**Stored data**:

-.-.-

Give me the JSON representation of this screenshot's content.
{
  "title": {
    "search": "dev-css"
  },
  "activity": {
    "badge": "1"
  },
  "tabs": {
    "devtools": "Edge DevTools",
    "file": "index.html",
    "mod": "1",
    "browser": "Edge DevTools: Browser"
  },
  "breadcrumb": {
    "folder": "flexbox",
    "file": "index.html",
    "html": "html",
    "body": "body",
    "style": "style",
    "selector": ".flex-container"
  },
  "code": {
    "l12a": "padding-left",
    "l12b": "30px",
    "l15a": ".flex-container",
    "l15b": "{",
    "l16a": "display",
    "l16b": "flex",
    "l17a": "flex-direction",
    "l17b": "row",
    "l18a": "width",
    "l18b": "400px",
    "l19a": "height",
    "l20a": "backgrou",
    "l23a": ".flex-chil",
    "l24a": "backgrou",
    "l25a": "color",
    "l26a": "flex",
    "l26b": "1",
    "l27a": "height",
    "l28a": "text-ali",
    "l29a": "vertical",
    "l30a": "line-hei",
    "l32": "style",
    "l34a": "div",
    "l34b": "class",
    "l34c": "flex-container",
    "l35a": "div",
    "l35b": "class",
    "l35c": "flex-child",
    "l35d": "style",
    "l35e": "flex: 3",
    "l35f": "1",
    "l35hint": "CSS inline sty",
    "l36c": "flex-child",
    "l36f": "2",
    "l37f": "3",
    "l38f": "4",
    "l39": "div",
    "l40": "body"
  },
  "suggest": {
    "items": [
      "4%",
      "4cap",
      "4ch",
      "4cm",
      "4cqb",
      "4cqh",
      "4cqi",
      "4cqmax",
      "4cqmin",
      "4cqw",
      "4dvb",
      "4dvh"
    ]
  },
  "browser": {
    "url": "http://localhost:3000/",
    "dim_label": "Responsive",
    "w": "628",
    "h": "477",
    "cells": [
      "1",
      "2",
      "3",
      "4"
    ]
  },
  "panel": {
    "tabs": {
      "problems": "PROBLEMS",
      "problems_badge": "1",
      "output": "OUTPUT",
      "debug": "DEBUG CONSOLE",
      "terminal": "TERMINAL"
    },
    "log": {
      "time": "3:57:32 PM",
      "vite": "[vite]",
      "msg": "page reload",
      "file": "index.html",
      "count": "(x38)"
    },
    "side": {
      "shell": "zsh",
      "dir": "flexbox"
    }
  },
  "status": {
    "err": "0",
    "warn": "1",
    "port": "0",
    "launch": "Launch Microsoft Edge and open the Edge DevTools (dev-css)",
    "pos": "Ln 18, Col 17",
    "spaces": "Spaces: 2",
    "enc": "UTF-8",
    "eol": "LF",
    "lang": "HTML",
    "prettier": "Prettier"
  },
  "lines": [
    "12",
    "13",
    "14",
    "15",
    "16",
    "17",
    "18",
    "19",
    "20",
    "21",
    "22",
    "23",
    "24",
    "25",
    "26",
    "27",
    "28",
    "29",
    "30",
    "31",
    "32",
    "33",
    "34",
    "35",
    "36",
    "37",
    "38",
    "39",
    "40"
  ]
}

-.-.-

Transcribe the whole listing exactly.

Give me the JSON representation of this screenshot's content.
{
  "title": {
    "search": "dev-css"
  },
  "activity": {
    "badge": "1"
  },
  "tabs": {
    "devtools": "Edge DevTools",
    "file": "index.html",
    "mod": "1",
    "browser": "Edge DevTools: Browser"
  },
  "breadcrumb": {
    "folder": "flexbox",
    "file": "index.html",
    "html": "html",
    "body": "body",
    "style": "style",
    "selector": ".flex-container"
  },
  "code": {
    "l12a": "padding-left",
    "l12b": "30px",
    "l15a": ".flex-container",
    "l15b": "{",
    "l16a": "display",
    "l16b": "flex",
    "l17a": "flex-direction",
    "l17b": "row",
    "l18a": "width",
    "l18b": "400px",
    "l19a": "height",
    "l20a": "backgrou",
    "l23a": ".flex-chil",
    "l24a": "backgrou",
    "l25a": "color",
    "l26a": "flex",
    "l26b": "1",
    "l27a": "height",
    "l28a": "text-ali",
    "l29a": "vertical",
    "l30a": "line-hei",
    "l32": "style",
    "l34a": "div",
    "l34b": "class",
    "l34c": "flex-container",
    "l35a": "div",
    "l35b": "class",
    "l35c": "flex-child",
    "l35d": "style",
    "l35e": "flex: 3",
    "l35f": "1",
    "l35hint": "CSS inline sty",
    "l36c": "flex-child",
    "l36f": "2",
    "l37f": "3",
    "l38f": "4",
    "l39": "div",
    "l40": "body"
  },
  "suggest": {
    "items": [
      "4%",
      "4cap",
      "4ch",
      "4cm",
      "4cqb",
      "4cqh",
      "4cqi",
      "4cqmax",
      "4cqmin",
      "4cqw",
      "4dvb",
      "4dvh"
    ]
  },
  "browser": {
    "url": "http://localhost:3000/",
    "dim_label": "Responsive",
    "w": "628",
    "h": "477",
    "cells": [
      "1",
      "2",
      "3",
      "4"
    ]
  },
  "panel": {
    "tabs": {
      "problems": "PROBLEMS",
      "problems_badge": "1",
      "output": "OUTPUT",
      "debug": "DEBUG CONSOLE",
      "terminal": "TERMINAL"
    },
    "log": {
      "time": "3:57:32 PM",
      "vite": "[vite]",
      "msg": "page reload",
      "file": "index.html",
      "count": "(x38)"
    },
    "side": {
      "shell": "zsh",
      "dir": "flexbox"
    }
  },
  "status": {
    "err": "0",
    "warn": "1",
    "port": "0",
    "launch": "Launch Microsoft Edge and open the Edge DevTools (dev-css)",
    "pos": "Ln 18, Col 17",
    "spaces": "Spaces: 2",
    "enc": "UTF-8",
    "eol": "LF",
    "lang": "HTML",
    "prettier": "Prettier"
  },
  "lines": [
    "12",
    "13",
    "14",
    "15",
    "16",
    "17",
    "18",
    "19",
    "20",
    "21",
    "22",
    "23",
    "24",
    "25",
    "26",
    "27",
    "28",
    "29",
    "30",
    "31",
    "32",
    "33",
    "34",
    "35",
    "36",
    "37",
    "38",
    "39",
    "40"
  ]
}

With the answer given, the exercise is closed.